_TASK PROMPT_.
Copy the following lines of the material verbatim. Begin at the line that contains "data-point xyxy=(286,57,294,65)" and stop after the line that contains "data-point xyxy=(422,143,433,153)".
◆ ◆ ◆ ◆ ◆ ◆ ◆
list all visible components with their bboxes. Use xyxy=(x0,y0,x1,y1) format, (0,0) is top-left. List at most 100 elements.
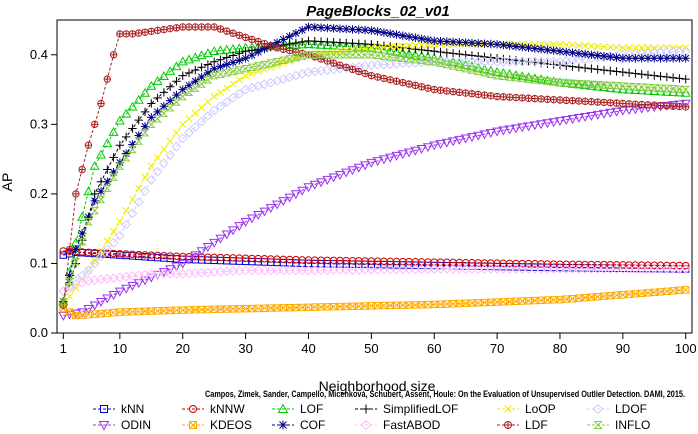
data-point xyxy=(286,57,294,65)
data-point xyxy=(643,54,653,63)
data-point xyxy=(190,122,201,133)
data-point xyxy=(587,64,596,73)
legend-item-kdeos: KDEOS xyxy=(182,418,252,432)
data-point xyxy=(580,80,591,90)
data-point xyxy=(152,166,163,177)
legend-label: ODIN xyxy=(121,418,151,432)
series-line xyxy=(63,103,686,317)
data-point xyxy=(574,79,584,88)
data-point xyxy=(624,54,634,63)
data-point xyxy=(475,91,482,98)
data-point xyxy=(398,54,408,62)
data-point xyxy=(173,24,180,32)
data-point xyxy=(474,39,483,48)
data-point xyxy=(422,143,433,153)
data-point xyxy=(682,286,690,294)
data-point xyxy=(600,99,608,106)
data-point xyxy=(297,37,307,47)
data-point xyxy=(605,108,616,118)
data-point xyxy=(631,54,640,63)
data-point xyxy=(71,245,81,254)
data-point xyxy=(139,87,151,97)
data-point xyxy=(116,30,124,38)
legend-item-lof: LOF xyxy=(272,402,323,416)
data-point xyxy=(165,96,175,105)
data-point xyxy=(127,208,138,219)
data-point xyxy=(599,81,609,89)
legend-label: COF xyxy=(300,418,325,432)
data-point xyxy=(227,226,239,236)
data-point xyxy=(322,175,333,185)
data-point xyxy=(77,211,88,221)
data-point xyxy=(58,286,69,297)
data-point xyxy=(543,45,552,55)
data-point xyxy=(114,230,125,241)
data-point xyxy=(304,22,313,32)
data-point xyxy=(448,62,458,70)
data-point xyxy=(518,297,526,305)
data-point xyxy=(555,47,565,56)
data-point xyxy=(481,91,488,99)
data-point xyxy=(209,238,220,248)
data-point xyxy=(166,137,174,145)
data-point xyxy=(542,77,552,85)
data-point xyxy=(544,96,551,103)
data-point xyxy=(309,180,320,190)
data-point xyxy=(134,115,143,125)
data-point xyxy=(297,52,307,60)
data-point xyxy=(154,27,161,34)
data-point xyxy=(461,38,470,47)
data-point xyxy=(360,419,372,431)
data-point xyxy=(524,43,533,53)
data-point xyxy=(436,59,445,67)
data-point xyxy=(411,41,419,49)
data-point xyxy=(209,105,220,116)
legend-item-ldf: LDF xyxy=(497,418,548,432)
data-point xyxy=(317,55,325,63)
data-point xyxy=(310,51,320,59)
data-point xyxy=(662,54,672,63)
data-point xyxy=(537,95,545,103)
data-point xyxy=(127,282,138,291)
data-point xyxy=(504,421,512,429)
data-point xyxy=(423,35,433,45)
data-point xyxy=(430,47,439,56)
data-point xyxy=(543,296,552,304)
data-point xyxy=(215,45,226,55)
data-point xyxy=(64,282,75,293)
data-point xyxy=(387,76,394,84)
data-point xyxy=(184,68,194,78)
data-point xyxy=(343,64,350,71)
data-point xyxy=(165,82,175,91)
data-point xyxy=(569,97,576,104)
data-point xyxy=(222,60,231,69)
data-point xyxy=(202,48,213,58)
data-point xyxy=(316,178,327,188)
data-point xyxy=(335,51,345,59)
data-point xyxy=(650,44,658,52)
data-point xyxy=(280,46,287,53)
data-point xyxy=(611,107,622,117)
data-point xyxy=(153,93,162,103)
data-point xyxy=(398,43,407,53)
data-point xyxy=(556,40,564,48)
data-point xyxy=(348,51,357,59)
data-point xyxy=(410,146,421,156)
plot-frame xyxy=(56,19,693,334)
data-point xyxy=(587,42,595,50)
data-point xyxy=(322,40,333,50)
data-point xyxy=(392,30,401,39)
series-line xyxy=(62,50,686,292)
data-point xyxy=(242,72,250,80)
data-point xyxy=(179,23,186,31)
data-point xyxy=(185,23,193,31)
data-point xyxy=(374,43,382,52)
data-point xyxy=(114,287,125,297)
data-point xyxy=(146,120,156,129)
data-point xyxy=(563,97,570,104)
data-point xyxy=(619,291,627,299)
data-point xyxy=(618,67,628,77)
data-point xyxy=(215,234,226,244)
data-point xyxy=(519,94,526,102)
data-point xyxy=(651,102,658,109)
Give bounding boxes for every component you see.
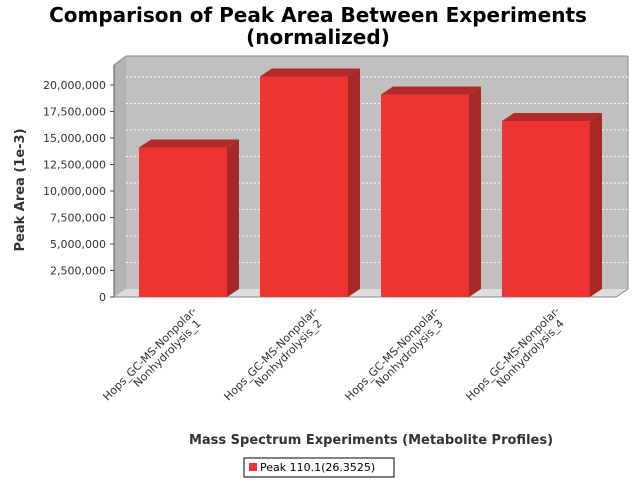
◆ ◆ ◆ ◆ ◆ ◆ ◆
_ANSWER TO THIS PROBLEM_.
data-point xyxy=(286,57,294,65)
data-point xyxy=(643,54,653,63)
data-point xyxy=(190,122,201,133)
data-point xyxy=(587,64,596,73)
legend-item-kdeos: KDEOS xyxy=(182,418,252,432)
data-point xyxy=(580,80,591,90)
data-point xyxy=(152,166,163,177)
legend-label: ODIN xyxy=(121,418,151,432)
series-line xyxy=(63,103,686,317)
data-point xyxy=(574,79,584,88)
data-point xyxy=(624,54,634,63)
data-point xyxy=(475,91,482,98)
data-point xyxy=(398,54,408,62)
data-point xyxy=(173,24,180,32)
data-point xyxy=(474,39,483,48)
data-point xyxy=(422,143,433,153)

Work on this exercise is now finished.